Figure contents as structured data

--- --- ---

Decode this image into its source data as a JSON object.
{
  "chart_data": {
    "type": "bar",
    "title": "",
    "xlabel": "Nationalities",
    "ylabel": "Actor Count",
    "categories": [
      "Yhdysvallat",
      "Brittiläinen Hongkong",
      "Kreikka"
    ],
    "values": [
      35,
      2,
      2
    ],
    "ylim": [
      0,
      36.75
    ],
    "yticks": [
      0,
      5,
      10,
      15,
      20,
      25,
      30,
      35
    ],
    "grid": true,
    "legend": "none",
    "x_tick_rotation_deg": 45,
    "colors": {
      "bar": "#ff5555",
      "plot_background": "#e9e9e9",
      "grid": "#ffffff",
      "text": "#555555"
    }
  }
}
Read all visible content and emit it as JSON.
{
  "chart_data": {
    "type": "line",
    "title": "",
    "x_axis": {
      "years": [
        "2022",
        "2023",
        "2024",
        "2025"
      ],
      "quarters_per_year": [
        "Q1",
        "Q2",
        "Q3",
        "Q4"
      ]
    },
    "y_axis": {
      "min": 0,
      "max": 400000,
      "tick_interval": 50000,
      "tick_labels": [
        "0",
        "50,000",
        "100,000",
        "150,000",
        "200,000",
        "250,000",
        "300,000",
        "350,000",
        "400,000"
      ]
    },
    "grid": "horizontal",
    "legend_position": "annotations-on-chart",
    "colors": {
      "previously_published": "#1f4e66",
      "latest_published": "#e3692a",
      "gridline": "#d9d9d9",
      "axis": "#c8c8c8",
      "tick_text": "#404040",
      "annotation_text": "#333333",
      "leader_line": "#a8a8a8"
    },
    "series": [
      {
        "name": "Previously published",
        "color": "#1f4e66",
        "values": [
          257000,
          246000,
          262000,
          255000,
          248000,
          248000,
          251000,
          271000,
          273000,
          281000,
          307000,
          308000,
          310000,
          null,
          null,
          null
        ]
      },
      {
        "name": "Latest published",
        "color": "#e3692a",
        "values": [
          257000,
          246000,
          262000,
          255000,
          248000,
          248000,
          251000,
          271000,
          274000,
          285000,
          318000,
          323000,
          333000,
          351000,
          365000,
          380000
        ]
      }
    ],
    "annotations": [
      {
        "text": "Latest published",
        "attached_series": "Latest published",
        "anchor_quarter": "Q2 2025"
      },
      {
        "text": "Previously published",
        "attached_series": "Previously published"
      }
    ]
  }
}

--- --- ---

#### TASK:
Set down the listing above in full, please, exactly as it appears.

#### ANSWER TO THIS TASK:
Decode this image into its source data as a JSON object.
{
  "chart_data": {
    "type": "bar",
    "title": "",
    "xlabel": "Nationalities",
    "ylabel": "Actor Count",
    "categories": [
      "Yhdysvallat",
      "Brittiläinen Hongkong",
      "Kreikka"
    ],
    "values": [
      35,
      2,
      2
    ],
    "ylim": [
      0,
      36.75
    ],
    "yticks": [
      0,
      5,
      10,
      15,
      20,
      25,
      30,
      35
    ],
    "grid": true,
    "legend": "none",
    "x_tick_rotation_deg": 45,
    "colors": {
      "bar": "#ff5555",
      "plot_background": "#e9e9e9",
      "grid": "#ffffff",
      "text": "#555555"
    }
  }
}
Read all visible content and emit it as JSON.
{
  "chart_data": {
    "type": "line",
    "title": "",
    "x_axis": {
      "years": [
        "2022",
        "2023",
        "2024",
        "2025"
      ],
      "quarters_per_year": [
        "Q1",
        "Q2",
        "Q3",
        "Q4"
      ]
    },
    "y_axis": {
      "min": 0,
      "max": 400000,
      "tick_interval": 50000,
      "tick_labels": [
        "0",
        "50,000",
        "100,000",
        "150,000",
        "200,000",
        "250,000",
        "300,000",
        "350,000",
        "400,000"
      ]
    },
    "grid": "horizontal",
    "legend_position": "annotations-on-chart",
    "colors": {
      "previously_published": "#1f4e66",
      "latest_published": "#e3692a",
      "gridline": "#d9d9d9",
      "axis": "#c8c8c8",
      "tick_text": "#404040",
      "annotation_text": "#333333",
      "leader_line": "#a8a8a8"
    },
    "series": [
      {
        "name": "Previously published",
        "color": "#1f4e66",
        "values": [
          257000,
          246000,
          262000,
          255000,
          248000,
          248000,
          251000,
          271000,
          273000,
          281000,
          307000,
          308000,
          310000,
          null,
          null,
          null
        ]
      },
      {
        "name": "Latest published",
        "color": "#e3692a",
        "values": [
          257000,
          246000,
          262000,
          255000,
          248000,
          248000,
          251000,
          271000,
          274000,
          285000,
          318000,
          323000,
          333000,
          351000,
          365000,
          380000
        ]
      }
    ],
    "annotations": [
      {
        "text": "Latest published",
        "attached_series": "Latest published",
        "anchor_quarter": "Q2 2025"
      },
      {
        "text": "Previously published",
        "attached_series": "Previously published"
      }
    ]
  }
}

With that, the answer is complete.